Copy the data word for word, keeping every line.
** START **
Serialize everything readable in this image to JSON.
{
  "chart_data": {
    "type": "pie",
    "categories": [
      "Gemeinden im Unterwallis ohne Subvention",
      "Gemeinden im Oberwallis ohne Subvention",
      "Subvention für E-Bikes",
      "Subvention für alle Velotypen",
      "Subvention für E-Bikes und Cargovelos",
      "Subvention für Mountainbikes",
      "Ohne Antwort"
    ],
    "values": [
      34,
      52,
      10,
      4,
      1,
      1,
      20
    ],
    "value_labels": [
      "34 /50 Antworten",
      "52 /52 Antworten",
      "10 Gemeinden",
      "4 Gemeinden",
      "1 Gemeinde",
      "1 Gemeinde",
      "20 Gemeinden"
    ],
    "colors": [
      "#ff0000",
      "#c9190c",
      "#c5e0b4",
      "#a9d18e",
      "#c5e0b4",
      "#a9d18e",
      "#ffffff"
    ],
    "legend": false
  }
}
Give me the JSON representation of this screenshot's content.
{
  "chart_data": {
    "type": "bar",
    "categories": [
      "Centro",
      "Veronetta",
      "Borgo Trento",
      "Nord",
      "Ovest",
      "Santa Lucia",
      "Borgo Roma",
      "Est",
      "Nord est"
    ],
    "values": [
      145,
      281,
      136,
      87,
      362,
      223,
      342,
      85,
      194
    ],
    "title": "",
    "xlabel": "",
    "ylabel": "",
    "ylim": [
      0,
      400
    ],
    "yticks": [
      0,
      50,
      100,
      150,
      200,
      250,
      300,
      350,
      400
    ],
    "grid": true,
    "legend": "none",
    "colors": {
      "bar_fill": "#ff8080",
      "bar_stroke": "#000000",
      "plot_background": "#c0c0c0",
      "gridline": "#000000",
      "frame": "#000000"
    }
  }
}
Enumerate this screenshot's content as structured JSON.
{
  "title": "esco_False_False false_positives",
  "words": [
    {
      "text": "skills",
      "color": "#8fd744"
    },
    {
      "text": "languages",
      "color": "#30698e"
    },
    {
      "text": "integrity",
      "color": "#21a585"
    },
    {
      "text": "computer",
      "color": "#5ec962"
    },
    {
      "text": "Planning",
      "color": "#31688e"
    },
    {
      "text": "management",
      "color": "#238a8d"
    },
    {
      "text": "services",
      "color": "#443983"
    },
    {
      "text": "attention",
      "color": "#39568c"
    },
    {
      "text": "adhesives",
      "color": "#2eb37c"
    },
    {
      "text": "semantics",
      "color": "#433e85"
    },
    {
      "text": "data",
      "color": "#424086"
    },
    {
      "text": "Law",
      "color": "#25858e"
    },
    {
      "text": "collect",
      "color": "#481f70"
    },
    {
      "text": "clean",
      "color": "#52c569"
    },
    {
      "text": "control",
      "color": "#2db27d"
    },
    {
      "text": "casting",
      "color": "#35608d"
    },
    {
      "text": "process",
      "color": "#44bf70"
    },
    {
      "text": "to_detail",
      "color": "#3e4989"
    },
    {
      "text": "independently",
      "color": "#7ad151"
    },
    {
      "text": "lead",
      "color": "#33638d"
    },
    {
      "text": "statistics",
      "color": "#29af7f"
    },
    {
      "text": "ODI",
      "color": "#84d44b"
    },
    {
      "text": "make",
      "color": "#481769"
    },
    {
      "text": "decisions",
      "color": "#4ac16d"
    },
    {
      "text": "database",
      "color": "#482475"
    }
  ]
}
** END **
Output of the exercise:
Serialize everything readable in this image to JSON.
{
  "chart_data": {
    "type": "pie",
    "categories": [
      "Gemeinden im Unterwallis ohne Subvention",
      "Gemeinden im Oberwallis ohne Subvention",
      "Subvention für E-Bikes",
      "Subvention für alle Velotypen",
      "Subvention für E-Bikes und Cargovelos",
      "Subvention für Mountainbikes",
      "Ohne Antwort"
    ],
    "values": [
      34,
      52,
      10,
      4,
      1,
      1,
      20
    ],
    "value_labels": [
      "34 /50 Antworten",
      "52 /52 Antworten",
      "10 Gemeinden",
      "4 Gemeinden",
      "1 Gemeinde",
      "1 Gemeinde",
      "20 Gemeinden"
    ],
    "colors": [
      "#ff0000",
      "#c9190c",
      "#c5e0b4",
      "#a9d18e",
      "#c5e0b4",
      "#a9d18e",
      "#ffffff"
    ],
    "legend": false
  }
}
Give me the JSON representation of this screenshot's content.
{
  "chart_data": {
    "type": "bar",
    "categories": [
      "Centro",
      "Veronetta",
      "Borgo Trento",
      "Nord",
      "Ovest",
      "Santa Lucia",
      "Borgo Roma",
      "Est",
      "Nord est"
    ],
    "values": [
      145,
      281,
      136,
      87,
      362,
      223,
      342,
      85,
      194
    ],
    "title": "",
    "xlabel": "",
    "ylabel": "",
    "ylim": [
      0,
      400
    ],
    "yticks": [
      0,
      50,
      100,
      150,
      200,
      250,
      300,
      350,
      400
    ],
    "grid": true,
    "legend": "none",
    "colors": {
      "bar_fill": "#ff8080",
      "bar_stroke": "#000000",
      "plot_background": "#c0c0c0",
      "gridline": "#000000",
      "frame": "#000000"
    }
  }
}
Enumerate this screenshot's content as structured JSON.
{
  "title": "esco_False_False false_positives",
  "words": [
    {
      "text": "skills",
      "color": "#8fd744"
    },
    {
      "text": "languages",
      "color": "#30698e"
    },
    {
      "text": "integrity",
      "color": "#21a585"
    },
    {
      "text": "computer",
      "color": "#5ec962"
    },
    {
      "text": "Planning",
      "color": "#31688e"
    },
    {
      "text": "management",
      "color": "#238a8d"
    },
    {
      "text": "services",
      "color": "#443983"
    },
    {
      "text": "attention",
      "color": "#39568c"
    },
    {
      "text": "adhesives",
      "color": "#2eb37c"
    },
    {
      "text": "semantics",
      "color": "#433e85"
    },
    {
      "text": "data",
      "color": "#424086"
    },
    {
      "text": "Law",
      "color": "#25858e"
    },
    {
      "text": "collect",
      "color": "#481f70"
    },
    {
      "text": "clean",
      "color": "#52c569"
    },
    {
      "text": "control",
      "color": "#2db27d"
    },
    {
      "text": "casting",
      "color": "#35608d"
    },
    {
      "text": "process",
      "color": "#44bf70"
    },
    {
      "text": "to_detail",
      "color": "#3e4989"
    },
    {
      "text": "independently",
      "color": "#7ad151"
    },
    {
      "text": "lead",
      "color": "#33638d"
    },
    {
      "text": "statistics",
      "color": "#29af7f"
    },
    {
      "text": "ODI",
      "color": "#84d44b"
    },
    {
      "text": "make",
      "color": "#481769"
    },
    {
      "text": "decisions",
      "color": "#4ac16d"
    },
    {
      "text": "database",
      "color": "#482475"
    }
  ]
}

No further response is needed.